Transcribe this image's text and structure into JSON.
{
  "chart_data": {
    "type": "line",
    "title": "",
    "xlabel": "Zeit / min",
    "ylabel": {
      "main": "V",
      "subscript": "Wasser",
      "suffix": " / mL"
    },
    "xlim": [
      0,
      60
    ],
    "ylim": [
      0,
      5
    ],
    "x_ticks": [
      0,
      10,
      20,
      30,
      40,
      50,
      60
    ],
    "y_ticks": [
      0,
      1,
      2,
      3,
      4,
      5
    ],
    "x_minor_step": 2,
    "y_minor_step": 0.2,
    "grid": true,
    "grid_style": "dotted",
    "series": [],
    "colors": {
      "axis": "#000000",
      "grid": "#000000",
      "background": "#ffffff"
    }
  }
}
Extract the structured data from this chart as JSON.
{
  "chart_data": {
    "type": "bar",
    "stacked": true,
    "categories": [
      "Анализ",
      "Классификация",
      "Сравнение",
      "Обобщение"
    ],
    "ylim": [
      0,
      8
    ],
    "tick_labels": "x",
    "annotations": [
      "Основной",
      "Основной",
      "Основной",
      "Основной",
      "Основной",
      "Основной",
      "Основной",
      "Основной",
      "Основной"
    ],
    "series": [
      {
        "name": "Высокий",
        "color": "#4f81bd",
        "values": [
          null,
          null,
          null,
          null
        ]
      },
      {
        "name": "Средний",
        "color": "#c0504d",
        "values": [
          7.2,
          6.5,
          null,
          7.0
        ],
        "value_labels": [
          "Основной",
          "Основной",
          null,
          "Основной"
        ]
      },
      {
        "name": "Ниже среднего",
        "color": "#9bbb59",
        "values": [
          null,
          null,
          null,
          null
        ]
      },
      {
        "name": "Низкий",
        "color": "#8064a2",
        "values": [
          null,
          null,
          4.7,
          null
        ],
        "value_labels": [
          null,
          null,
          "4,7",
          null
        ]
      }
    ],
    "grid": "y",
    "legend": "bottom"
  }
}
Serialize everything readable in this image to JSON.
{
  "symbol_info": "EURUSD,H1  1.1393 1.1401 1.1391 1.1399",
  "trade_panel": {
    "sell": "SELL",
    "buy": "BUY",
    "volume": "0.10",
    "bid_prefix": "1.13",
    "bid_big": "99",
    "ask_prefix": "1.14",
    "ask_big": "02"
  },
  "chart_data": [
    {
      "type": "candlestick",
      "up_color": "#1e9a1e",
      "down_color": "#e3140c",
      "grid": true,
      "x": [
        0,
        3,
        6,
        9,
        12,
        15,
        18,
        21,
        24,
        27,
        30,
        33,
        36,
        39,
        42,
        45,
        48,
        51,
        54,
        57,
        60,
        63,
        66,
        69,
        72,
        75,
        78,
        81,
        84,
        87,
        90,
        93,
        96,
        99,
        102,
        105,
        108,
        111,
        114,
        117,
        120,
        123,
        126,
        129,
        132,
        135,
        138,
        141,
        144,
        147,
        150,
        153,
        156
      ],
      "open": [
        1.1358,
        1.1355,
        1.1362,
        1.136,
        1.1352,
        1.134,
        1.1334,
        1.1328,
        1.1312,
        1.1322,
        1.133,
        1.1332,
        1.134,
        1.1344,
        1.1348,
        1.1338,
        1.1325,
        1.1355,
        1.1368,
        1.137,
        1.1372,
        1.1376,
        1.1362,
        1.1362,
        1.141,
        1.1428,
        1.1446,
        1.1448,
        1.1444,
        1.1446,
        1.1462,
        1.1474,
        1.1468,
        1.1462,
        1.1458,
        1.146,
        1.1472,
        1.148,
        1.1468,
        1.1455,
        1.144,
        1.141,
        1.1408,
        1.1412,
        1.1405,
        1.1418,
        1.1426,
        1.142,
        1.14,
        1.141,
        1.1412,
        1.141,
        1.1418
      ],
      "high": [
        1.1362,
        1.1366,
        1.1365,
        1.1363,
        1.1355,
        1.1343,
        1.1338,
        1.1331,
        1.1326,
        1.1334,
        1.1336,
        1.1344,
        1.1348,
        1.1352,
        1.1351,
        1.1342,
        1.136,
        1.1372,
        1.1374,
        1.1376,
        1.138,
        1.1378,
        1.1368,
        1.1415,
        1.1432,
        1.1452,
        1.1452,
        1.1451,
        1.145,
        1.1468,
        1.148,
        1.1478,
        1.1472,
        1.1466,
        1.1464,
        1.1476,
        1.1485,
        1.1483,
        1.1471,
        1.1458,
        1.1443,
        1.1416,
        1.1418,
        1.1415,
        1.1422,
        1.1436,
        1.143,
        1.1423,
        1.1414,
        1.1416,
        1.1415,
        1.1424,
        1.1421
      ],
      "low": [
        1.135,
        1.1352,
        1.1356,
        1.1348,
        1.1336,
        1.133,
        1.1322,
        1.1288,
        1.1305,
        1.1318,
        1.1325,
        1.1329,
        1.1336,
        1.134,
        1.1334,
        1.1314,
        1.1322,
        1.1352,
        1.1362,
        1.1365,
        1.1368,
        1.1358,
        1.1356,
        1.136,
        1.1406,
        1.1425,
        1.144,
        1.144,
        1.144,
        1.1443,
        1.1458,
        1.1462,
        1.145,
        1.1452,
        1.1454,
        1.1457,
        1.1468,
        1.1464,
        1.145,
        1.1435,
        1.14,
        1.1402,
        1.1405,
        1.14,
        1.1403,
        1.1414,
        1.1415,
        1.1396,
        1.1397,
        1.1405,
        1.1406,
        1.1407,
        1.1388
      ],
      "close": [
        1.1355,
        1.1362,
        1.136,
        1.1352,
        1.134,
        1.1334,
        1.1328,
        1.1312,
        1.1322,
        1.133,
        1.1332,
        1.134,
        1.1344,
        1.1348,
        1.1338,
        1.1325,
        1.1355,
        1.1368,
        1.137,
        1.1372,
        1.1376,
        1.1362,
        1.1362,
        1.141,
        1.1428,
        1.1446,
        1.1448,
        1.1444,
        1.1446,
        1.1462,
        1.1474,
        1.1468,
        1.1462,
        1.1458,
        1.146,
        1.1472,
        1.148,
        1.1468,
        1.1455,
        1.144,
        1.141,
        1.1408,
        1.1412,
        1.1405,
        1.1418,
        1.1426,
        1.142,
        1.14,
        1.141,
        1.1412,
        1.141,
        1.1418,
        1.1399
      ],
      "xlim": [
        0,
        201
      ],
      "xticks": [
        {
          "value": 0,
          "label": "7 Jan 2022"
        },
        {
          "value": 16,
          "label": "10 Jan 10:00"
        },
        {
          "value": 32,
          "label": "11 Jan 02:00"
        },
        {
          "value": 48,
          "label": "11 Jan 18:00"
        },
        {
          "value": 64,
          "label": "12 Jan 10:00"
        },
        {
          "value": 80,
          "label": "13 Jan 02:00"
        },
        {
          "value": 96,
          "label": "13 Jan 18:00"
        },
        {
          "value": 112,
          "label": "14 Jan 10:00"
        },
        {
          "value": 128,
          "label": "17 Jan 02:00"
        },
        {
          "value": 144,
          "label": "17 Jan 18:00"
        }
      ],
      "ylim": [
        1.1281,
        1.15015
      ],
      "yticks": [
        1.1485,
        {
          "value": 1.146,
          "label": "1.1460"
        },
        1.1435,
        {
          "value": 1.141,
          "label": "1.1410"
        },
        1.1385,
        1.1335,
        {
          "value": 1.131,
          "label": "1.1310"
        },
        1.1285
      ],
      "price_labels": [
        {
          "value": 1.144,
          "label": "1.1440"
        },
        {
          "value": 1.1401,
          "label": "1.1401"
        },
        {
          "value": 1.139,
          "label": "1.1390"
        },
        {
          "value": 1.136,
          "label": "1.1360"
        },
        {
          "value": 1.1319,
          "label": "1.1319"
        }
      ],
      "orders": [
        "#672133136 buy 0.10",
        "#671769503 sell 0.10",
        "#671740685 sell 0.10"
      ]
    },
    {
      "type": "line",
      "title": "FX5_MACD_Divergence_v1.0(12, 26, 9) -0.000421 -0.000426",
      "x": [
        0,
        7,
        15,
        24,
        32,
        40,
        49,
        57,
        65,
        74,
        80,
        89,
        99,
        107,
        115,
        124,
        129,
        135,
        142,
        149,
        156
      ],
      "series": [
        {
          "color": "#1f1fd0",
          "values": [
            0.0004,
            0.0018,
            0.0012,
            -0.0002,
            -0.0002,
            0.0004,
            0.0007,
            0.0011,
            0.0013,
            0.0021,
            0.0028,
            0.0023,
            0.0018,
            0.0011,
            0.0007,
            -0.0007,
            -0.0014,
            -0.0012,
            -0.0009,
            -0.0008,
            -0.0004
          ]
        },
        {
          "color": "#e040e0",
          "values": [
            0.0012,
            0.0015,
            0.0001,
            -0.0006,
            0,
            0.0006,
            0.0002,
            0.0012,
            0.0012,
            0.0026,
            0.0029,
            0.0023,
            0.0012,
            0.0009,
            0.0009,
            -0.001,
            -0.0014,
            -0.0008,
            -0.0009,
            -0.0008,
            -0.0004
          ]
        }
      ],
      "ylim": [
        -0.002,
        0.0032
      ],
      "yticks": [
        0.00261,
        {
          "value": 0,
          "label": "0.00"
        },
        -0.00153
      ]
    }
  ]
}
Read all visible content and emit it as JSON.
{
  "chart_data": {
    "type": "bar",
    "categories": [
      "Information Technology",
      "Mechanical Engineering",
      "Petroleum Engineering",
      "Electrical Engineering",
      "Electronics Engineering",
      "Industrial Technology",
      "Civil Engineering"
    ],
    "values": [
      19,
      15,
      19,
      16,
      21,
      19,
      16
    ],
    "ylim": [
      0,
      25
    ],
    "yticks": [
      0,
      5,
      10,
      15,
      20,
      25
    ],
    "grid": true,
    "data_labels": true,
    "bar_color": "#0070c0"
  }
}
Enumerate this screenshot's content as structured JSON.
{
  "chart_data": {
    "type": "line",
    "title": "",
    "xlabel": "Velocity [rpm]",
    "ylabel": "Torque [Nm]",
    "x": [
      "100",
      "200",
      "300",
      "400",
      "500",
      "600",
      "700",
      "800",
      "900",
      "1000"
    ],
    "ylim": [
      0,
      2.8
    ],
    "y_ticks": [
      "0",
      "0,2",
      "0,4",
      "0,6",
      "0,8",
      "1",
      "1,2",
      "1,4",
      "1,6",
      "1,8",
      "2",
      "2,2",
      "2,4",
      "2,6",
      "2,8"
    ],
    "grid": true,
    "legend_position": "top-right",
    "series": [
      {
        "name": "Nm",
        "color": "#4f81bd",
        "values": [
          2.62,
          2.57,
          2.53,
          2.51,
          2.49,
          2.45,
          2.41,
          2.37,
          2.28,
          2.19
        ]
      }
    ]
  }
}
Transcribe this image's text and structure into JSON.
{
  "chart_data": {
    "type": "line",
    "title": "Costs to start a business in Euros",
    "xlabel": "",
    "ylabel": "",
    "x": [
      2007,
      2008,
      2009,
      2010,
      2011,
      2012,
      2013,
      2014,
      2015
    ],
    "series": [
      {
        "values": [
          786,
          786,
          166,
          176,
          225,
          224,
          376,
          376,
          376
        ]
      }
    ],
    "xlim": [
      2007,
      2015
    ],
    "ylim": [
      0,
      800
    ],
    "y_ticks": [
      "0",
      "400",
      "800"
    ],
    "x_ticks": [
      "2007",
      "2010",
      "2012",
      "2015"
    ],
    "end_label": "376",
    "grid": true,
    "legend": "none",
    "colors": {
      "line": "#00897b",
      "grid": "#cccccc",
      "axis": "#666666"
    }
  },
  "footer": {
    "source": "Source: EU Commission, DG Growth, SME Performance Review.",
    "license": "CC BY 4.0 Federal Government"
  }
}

**Your instructions**
Find the lines with the string "xlabel" and reproduce them.

**Output for this exercise**
    "xlabel": "Zeit / min",
    "xlabel": "Velocity [rpm]",
    "xlabel": "",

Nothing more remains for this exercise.